[Figure record listings]
____________

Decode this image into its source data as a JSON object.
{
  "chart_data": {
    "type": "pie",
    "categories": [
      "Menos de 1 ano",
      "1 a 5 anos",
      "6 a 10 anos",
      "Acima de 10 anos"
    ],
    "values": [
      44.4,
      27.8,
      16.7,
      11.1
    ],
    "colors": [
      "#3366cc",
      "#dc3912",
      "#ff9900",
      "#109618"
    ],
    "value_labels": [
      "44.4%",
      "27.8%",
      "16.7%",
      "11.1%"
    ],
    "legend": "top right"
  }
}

____________

Please output the entire listing exactly as it stands.

> **Task response**:
Decode this image into its source data as a JSON object.
{
  "chart_data": {
    "type": "pie",
    "categories": [
      "Menos de 1 ano",
      "1 a 5 anos",
      "6 a 10 anos",
      "Acima de 10 anos"
    ],
    "values": [
      44.4,
      27.8,
      16.7,
      11.1
    ],
    "colors": [
      "#3366cc",
      "#dc3912",
      "#ff9900",
      "#109618"
    ],
    "value_labels": [
      "44.4%",
      "27.8%",
      "16.7%",
      "11.1%"
    ],
    "legend": "top right"
  }
}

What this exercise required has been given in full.